*Extracted entries*:
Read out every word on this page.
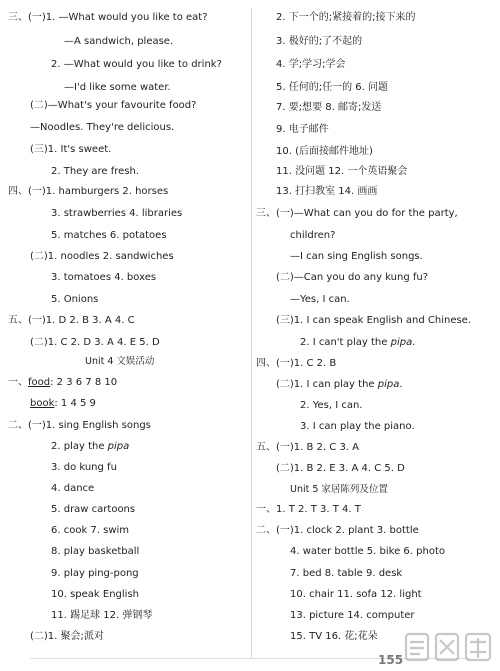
三、(一)1. —What would you like to eat?
—A sandwich, please.
2. —What would you like to drink?
—I'd like some water.
(二)—What's your favourite food?
—Noodles. They're delicious.
(三)1. It's sweet.
2. They are fresh.
四、(一)1. hamburgers 2. horses
3. strawberries 4. libraries
5. matches 6. potatoes
(二)1. noodles 2. sandwiches
3. tomatoes 4. boxes
5. Onions
五、(一)1. D 2. B 3. A 4. C
(二)1. C 2. D 3. A 4. E 5. D
Unit 4 文娱活动
一、food: 2 3 6 7 8 10
book: 1 4 5 9
二、(一)1. sing English songs
2. play the pipa
3. do kung fu
4. dance
5. draw cartoons
6. cook 7. swim
8. play basketball
9. play ping-pong
10. speak English
11. 踢足球 12. 弹钢琴
(二)1. 聚会;派对
2. 下一个的;紧接着的;接下来的
3. 极好的;了不起的
4. 学;学习;学会
5. 任何的;任一的 6. 问题
7. 要;想要 8. 邮寄;发送
9. 电子邮件
10. (后面接邮件地址)
11. 没问题 12. 一个英语聚会
13. 打扫教室 14. 画画
三、(一)—What can you do for the party,
children?
—I can sing English songs.
(二)—Can you do any kung fu?
—Yes, I can.
(三)1. I can speak English and Chinese.
2. I can't play the pipa.
四、(一)1. C 2. B
(二)1. I can play the pipa.
2. Yes, I can.
3. I can play the piano.
五、(一)1. B 2. C 3. A
(二)1. B 2. E 3. A 4. C 5. D
Unit 5 家居陈列及位置
一、1. T 2. T 3. T 4. T
二、(一)1. clock 2. plant 3. bottle
4. water bottle 5. bike 6. photo
7. bed 8. table 9. desk
10. chair 11. sofa 12. light
13. picture 14. computer
15. TV 16. 花;花朵
155
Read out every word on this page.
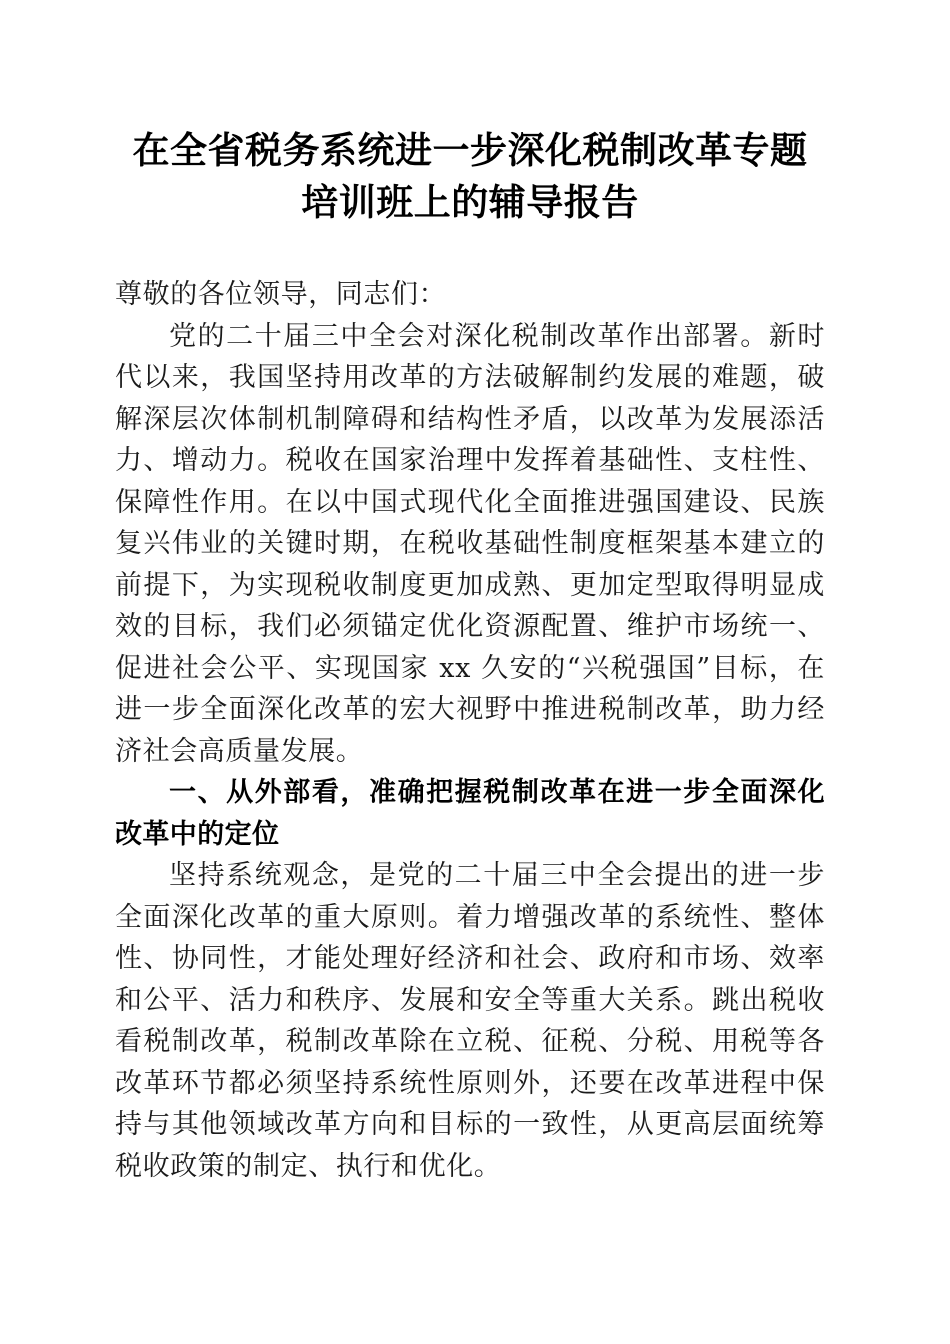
在全省税务系统进一步深化税制改革专题培训班上的辅导报告

尊敬的各位领导，同志们：

党的二十届三中全会对深化税制改革作出部署。新时代以来，我国坚持用改革的方法破解制约发展的难题，破解深层次体制机制障碍和结构性矛盾，以改革为发展添活力、增动力。税收在国家治理中发挥着基础性、支柱性、保障性作用。在以中国式现代化全面推进强国建设、民族复兴伟业的关键时期，在税收基础性制度框架基本建立的前提下，为实现税收制度更加成熟、更加定型取得明显成效的目标，我们必须锚定优化资源配置、维护市场统一、促进社会公平、实现国家 xx 久安的“兴税强国”目标，在进一步全面深化改革的宏大视野中推进税制改革，助力经济社会高质量发展。

一、从外部看，准确把握税制改革在进一步全面深化改革中的定位

坚持系统观念，是党的二十届三中全会提出的进一步全面深化改革的重大原则。着力增强改革的系统性、整体性、协同性，才能处理好经济和社会、政府和市场、效率和公平、活力和秩序、发展和安全等重大关系。跳出税收看税制改革，税制改革除在立税、征税、分税、用税等各改革环节都必须坚持系统性原则外，还要在改革进程中保持与其他领域改革方向和目标的一致性，从更高层面统筹税收政策的制定、执行和优化。
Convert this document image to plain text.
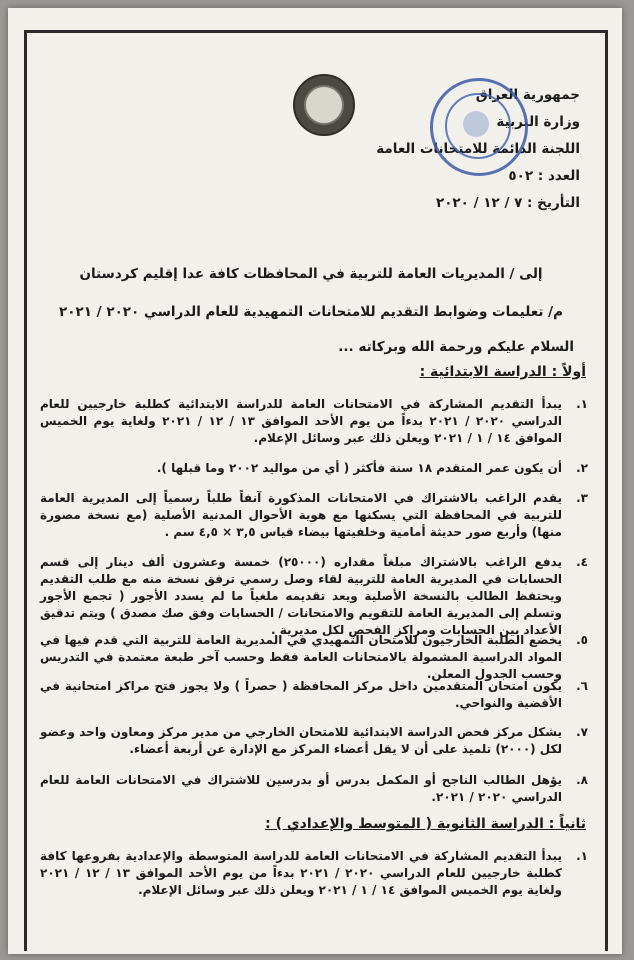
جمهورية العراق
وزارة التربية
اللجنة الدائمة للامتحانات العامة
العدد : ٥٠٢
التأريخ : ٧ / ١٢ / ٢٠٢٠
إلى / المديريات العامة للتربية في المحافظات كافة عدا إقليم كردستان
م/ تعليمات وضوابط التقديم للامتحانات التمهيدية للعام الدراسي ٢٠٢٠ / ٢٠٢١
السلام عليكم ورحمة الله وبركاته ...
أولاً : الدراسة الابتدائية :
١.
يبدأ التقديم المشاركة في الامتحانات العامة للدراسة الابتدائية كطلبة خارجيين للعام الدراسي ٢٠٢٠ / ٢٠٢١ بدءاً من يوم الأحد الموافق ١٣ / ١٢ / ٢٠٢١ ولغاية يوم الخميس الموافق ١٤ / ١ / ٢٠٢١ ويعلن ذلك عبر وسائل الإعلام.
٢.
أن يكون عمر المتقدم ١٨ سنة فأكثر ( أي من مواليد ٢٠٠٢ وما قبلها ).
٣.
يقدم الراغب بالاشتراك في الامتحانات المذكورة آنفاً طلباً رسمياً إلى المديرية العامة للتربية في المحافظة التي يسكنها مع هوية الأحوال المدنية الأصلية (مع نسخة مصورة منها) وأربع صور حديثة أمامية وخلفيتها بيضاء قياس ٣,٥ × ٤,٥ سم .
٤.
يدفع الراغب بالاشتراك مبلغاً مقداره (٢٥٠٠٠) خمسة وعشرون ألف دينار إلى قسم الحسابات في المديرية العامة للتربية لقاء وصل رسمي ترفق نسخة منه مع طلب التقديم ويحتفظ الطالب بالنسخة الأصلية ويعد تقديمه ملغياً ما لم يسدد الأجور ( تجمع الأجور وتسلم إلى المديرية العامة للتقويم والامتحانات / الحسابات وفق صك مصدق ) ويتم تدقيق الأعداد بين الحسابات ومراكز الفحص لكل مديرية .
٥.
يخضع الطلبة الخارجيون للامتحان التمهيدي في المديرية العامة للتربية التي قدم فيها في المواد الدراسية المشمولة بالامتحانات العامة فقط وحسب آخر طبعة معتمدة في التدريس وحسب الجدول المعلن.
٦.
يكون امتحان المتقدمين داخل مركز المحافظة ( حصراً ) ولا يجوز فتح مراكز امتحانية في الأقضية والنواحي.
٧.
يشكل مركز فحص الدراسة الابتدائية للامتحان الخارجي من مدير مركز ومعاون واحد وعضو لكل (٢٠٠٠) تلميذ على أن لا يقل أعضاء المركز مع الإدارة عن أربعة أعضاء.
٨.
يؤهل الطالب الناجح أو المكمل بدرس أو بدرسين للاشتراك في الامتحانات العامة للعام الدراسي ٢٠٢٠ / ٢٠٢١.
ثانياً : الدراسة الثانوية ( المتوسط والإعدادي ) :
١.
يبدأ التقديم المشاركة في الامتحانات العامة للدراسة المتوسطة والإعدادية بفروعها كافة كطلبة خارجيين للعام الدراسي ٢٠٢٠ / ٢٠٢١ بدءاً من يوم الأحد الموافق ١٣ / ١٢ / ٢٠٢١ ولغاية يوم الخميس الموافق ١٤ / ١ / ٢٠٢١ ويعلن ذلك عبر وسائل الإعلام.
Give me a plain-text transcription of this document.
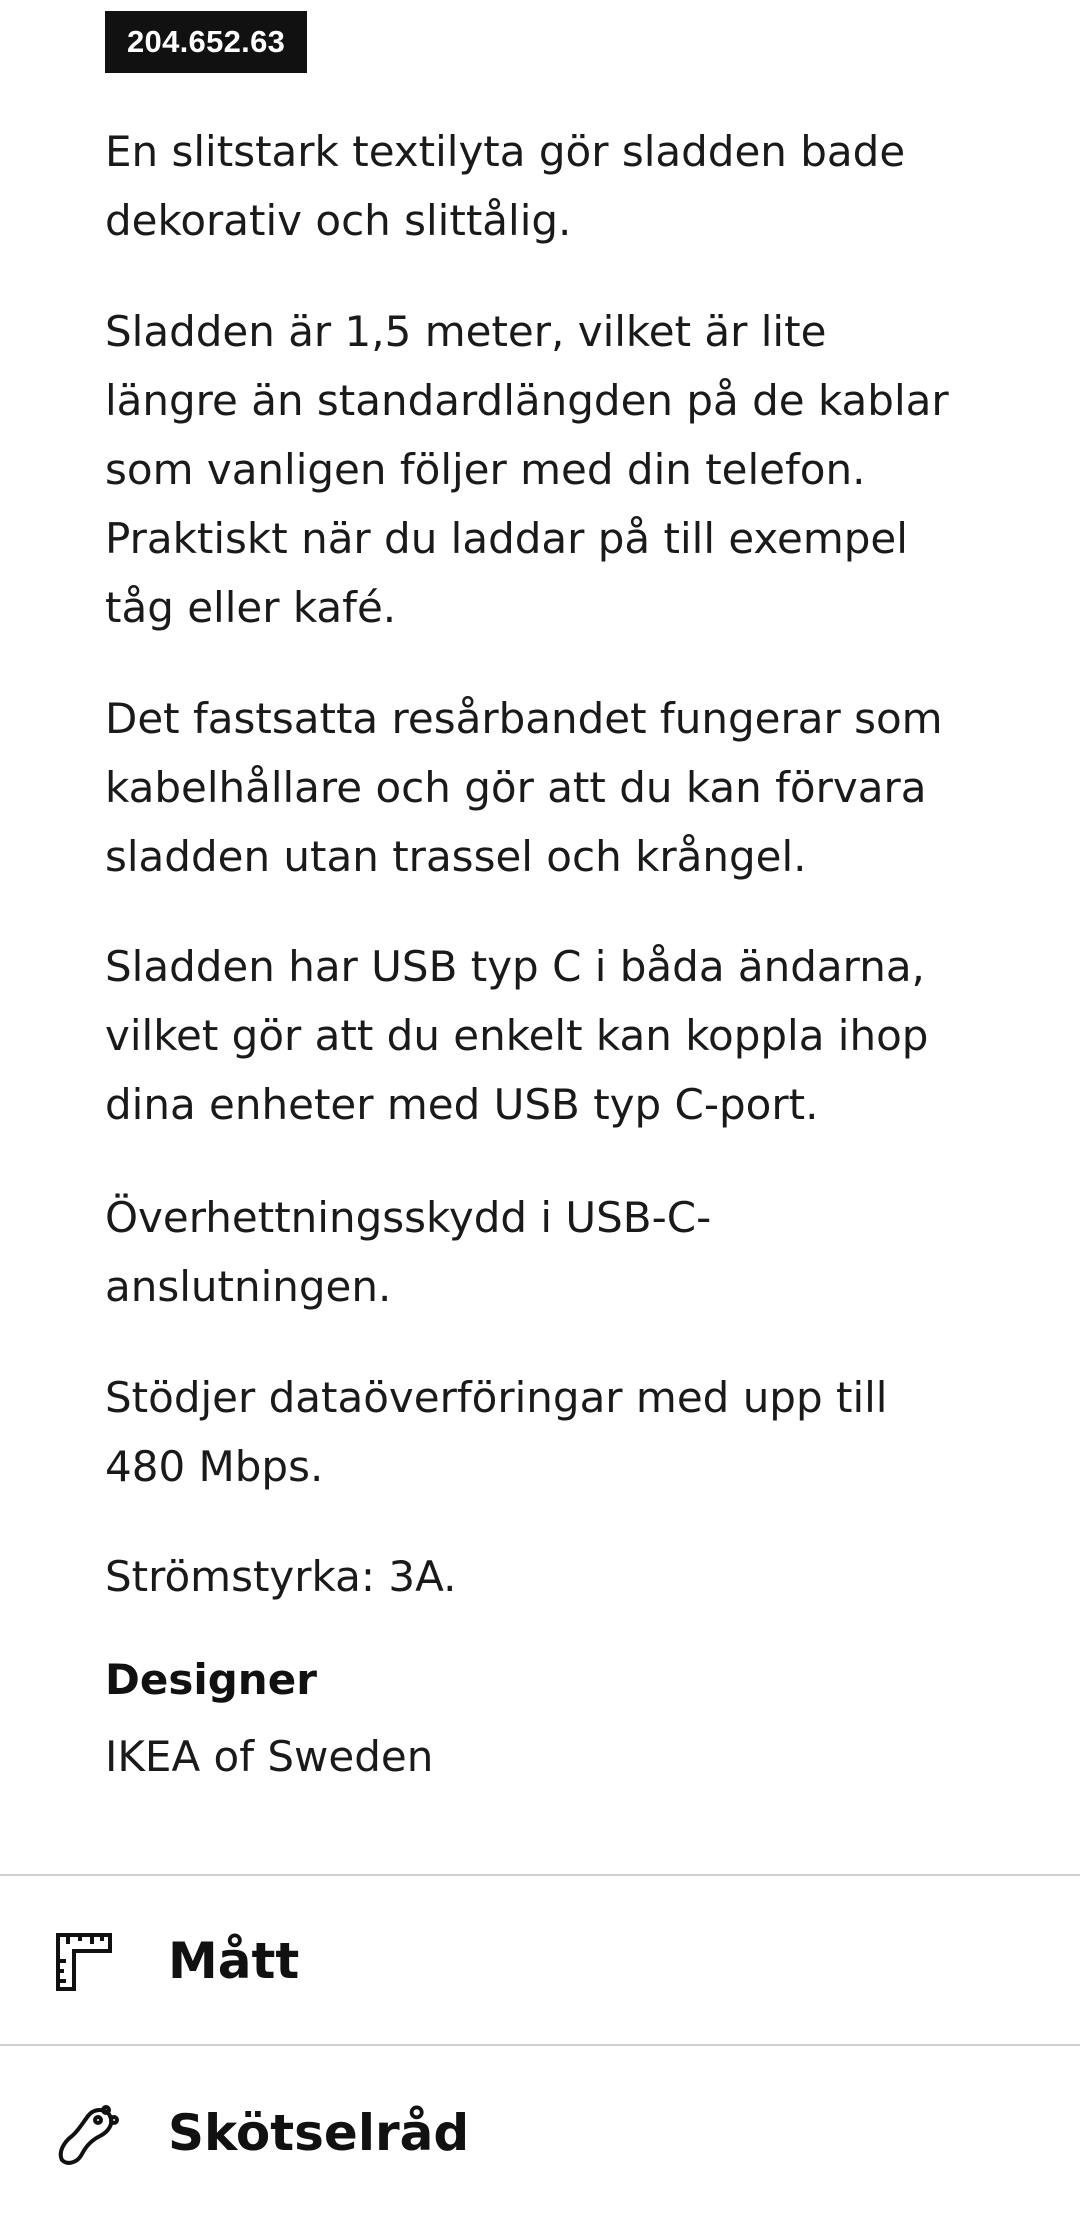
204.652.63

En slitstark textilyta gör sladden bade
dekorativ och slittålig.

Sladden är 1,5 meter, vilket är lite
längre än standardlängden på de kablar
som vanligen följer med din telefon.
Praktiskt när du laddar på till exempel
tåg eller kafé.

Det fastsatta resårbandet fungerar som
kabelhållare och gör att du kan förvara
sladden utan trassel och krångel.

Sladden har USB typ C i båda ändarna,
vilket gör att du enkelt kan koppla ihop
dina enheter med USB typ C-port.

Överhettningsskydd i USB-C-
anslutningen.

Stödjer dataöverföringar med upp till
480 Mbps.

Strömstyrka: 3A.

Designer
IKEA of Sweden
Mått
Skötselråd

*The problem*: Each line in the records above should be reproduced exactly; images are not copied.

*Result for this exercise*:
Read out every word on this page.
三、(一)1. —What would you like to eat?
—A sandwich, please.
2. —What would you like to drink?
—I'd like some water.
(二)—What's your favourite food?
—Noodles. They're delicious.
(三)1. It's sweet.
2. They are fresh.
四、(一)1. hamburgers 2. horses
3. strawberries 4. libraries
5. matches 6. potatoes
(二)1. noodles 2. sandwiches
3. tomatoes 4. boxes
5. Onions
五、(一)1. D 2. B 3. A 4. C
(二)1. C 2. D 3. A 4. E 5. D
Unit 4 文娱活动
一、food: 2 3 6 7 8 10
book: 1 4 5 9
二、(一)1. sing English songs
2. play the pipa
3. do kung fu
4. dance
5. draw cartoons
6. cook 7. swim
8. play basketball
9. play ping-pong
10. speak English
11. 踢足球 12. 弹钢琴
(二)1. 聚会;派对
2. 下一个的;紧接着的;接下来的
3. 极好的;了不起的
4. 学;学习;学会
5. 任何的;任一的 6. 问题
7. 要;想要 8. 邮寄;发送
9. 电子邮件
10. (后面接邮件地址)
11. 没问题 12. 一个英语聚会
13. 打扫教室 14. 画画
三、(一)—What can you do for the party,
children?
—I can sing English songs.
(二)—Can you do any kung fu?
—Yes, I can.
(三)1. I can speak English and Chinese.
2. I can't play the pipa.
四、(一)1. C 2. B
(二)1. I can play the pipa.
2. Yes, I can.
3. I can play the piano.
五、(一)1. B 2. C 3. A
(二)1. B 2. E 3. A 4. C 5. D
Unit 5 家居陈列及位置
一、1. T 2. T 3. T 4. T
二、(一)1. clock 2. plant 3. bottle
4. water bottle 5. bike 6. photo
7. bed 8. table 9. desk
10. chair 11. sofa 12. light
13. picture 14. computer
15. TV 16. 花;花朵
155
Read out every word on this page.
在全省税务系统进一步深化税制改革专题培训班上的辅导报告

尊敬的各位领导，同志们：

党的二十届三中全会对深化税制改革作出部署。新时代以来，我国坚持用改革的方法破解制约发展的难题，破解深层次体制机制障碍和结构性矛盾，以改革为发展添活力、增动力。税收在国家治理中发挥着基础性、支柱性、保障性作用。在以中国式现代化全面推进强国建设、民族复兴伟业的关键时期，在税收基础性制度框架基本建立的前提下，为实现税收制度更加成熟、更加定型取得明显成效的目标，我们必须锚定优化资源配置、维护市场统一、促进社会公平、实现国家 xx 久安的“兴税强国”目标，在进一步全面深化改革的宏大视野中推进税制改革，助力经济社会高质量发展。

一、从外部看，准确把握税制改革在进一步全面深化改革中的定位

坚持系统观念，是党的二十届三中全会提出的进一步全面深化改革的重大原则。着力增强改革的系统性、整体性、协同性，才能处理好经济和社会、政府和市场、效率和公平、活力和秩序、发展和安全等重大关系。跳出税收看税制改革，税制改革除在立税、征税、分税、用税等各改革环节都必须坚持系统性原则外，还要在改革进程中保持与其他领域改革方向和目标的一致性，从更高层面统筹税收政策的制定、执行和优化。
Convert this document image to plain text.
جمهورية العراق
وزارة التربية
اللجنة الدائمة للامتحانات العامة
العدد : ٥٠٢
التأريخ : ٧ / ١٢ / ٢٠٢٠
إلى / المديريات العامة للتربية في المحافظات كافة عدا إقليم كردستان
م/ تعليمات وضوابط التقديم للامتحانات التمهيدية للعام الدراسي ٢٠٢٠ / ٢٠٢١
السلام عليكم ورحمة الله وبركاته ...
أولاً : الدراسة الابتدائية :
١.
يبدأ التقديم المشاركة في الامتحانات العامة للدراسة الابتدائية كطلبة خارجيين للعام الدراسي ٢٠٢٠ / ٢٠٢١ بدءاً من يوم الأحد الموافق ١٣ / ١٢ / ٢٠٢١ ولغاية يوم الخميس الموافق ١٤ / ١ / ٢٠٢١ ويعلن ذلك عبر وسائل الإعلام.
٢.
أن يكون عمر المتقدم ١٨ سنة فأكثر ( أي من مواليد ٢٠٠٢ وما قبلها ).
٣.
يقدم الراغب بالاشتراك في الامتحانات المذكورة آنفاً طلباً رسمياً إلى المديرية العامة للتربية في المحافظة التي يسكنها مع هوية الأحوال المدنية الأصلية (مع نسخة مصورة منها) وأربع صور حديثة أمامية وخلفيتها بيضاء قياس ٣,٥ × ٤,٥ سم .
٤.
يدفع الراغب بالاشتراك مبلغاً مقداره (٢٥٠٠٠) خمسة وعشرون ألف دينار إلى قسم الحسابات في المديرية العامة للتربية لقاء وصل رسمي ترفق نسخة منه مع طلب التقديم ويحتفظ الطالب بالنسخة الأصلية ويعد تقديمه ملغياً ما لم يسدد الأجور ( تجمع الأجور وتسلم إلى المديرية العامة للتقويم والامتحانات / الحسابات وفق صك مصدق ) ويتم تدقيق الأعداد بين الحسابات ومراكز الفحص لكل مديرية .
٥.
يخضع الطلبة الخارجيون للامتحان التمهيدي في المديرية العامة للتربية التي قدم فيها في المواد الدراسية المشمولة بالامتحانات العامة فقط وحسب آخر طبعة معتمدة في التدريس وحسب الجدول المعلن.
٦.
يكون امتحان المتقدمين داخل مركز المحافظة ( حصراً ) ولا يجوز فتح مراكز امتحانية في الأقضية والنواحي.
٧.
يشكل مركز فحص الدراسة الابتدائية للامتحان الخارجي من مدير مركز ومعاون واحد وعضو لكل (٢٠٠٠) تلميذ على أن لا يقل أعضاء المركز مع الإدارة عن أربعة أعضاء.
٨.
يؤهل الطالب الناجح أو المكمل بدرس أو بدرسين للاشتراك في الامتحانات العامة للعام الدراسي ٢٠٢٠ / ٢٠٢١.
ثانياً : الدراسة الثانوية ( المتوسط والإعدادي ) :
١.
يبدأ التقديم المشاركة في الامتحانات العامة للدراسة المتوسطة والإعدادية بفروعها كافة كطلبة خارجيين للعام الدراسي ٢٠٢٠ / ٢٠٢١ بدءاً من يوم الأحد الموافق ١٣ / ١٢ / ٢٠٢١ ولغاية يوم الخميس الموافق ١٤ / ١ / ٢٠٢١ ويعلن ذلك عبر وسائل الإعلام.
Give me a plain-text transcription of this document.
204.652.63

En slitstark textilyta gör sladden bade
dekorativ och slittålig.

Sladden är 1,5 meter, vilket är lite
längre än standardlängden på de kablar
som vanligen följer med din telefon.
Praktiskt när du laddar på till exempel
tåg eller kafé.

Det fastsatta resårbandet fungerar som
kabelhållare och gör att du kan förvara
sladden utan trassel och krångel.

Sladden har USB typ C i båda ändarna,
vilket gör att du enkelt kan koppla ihop
dina enheter med USB typ C-port.

Överhettningsskydd i USB-C-
anslutningen.

Stödjer dataöverföringar med upp till
480 Mbps.

Strömstyrka: 3A.

Designer
IKEA of Sweden
Mått
Skötselråd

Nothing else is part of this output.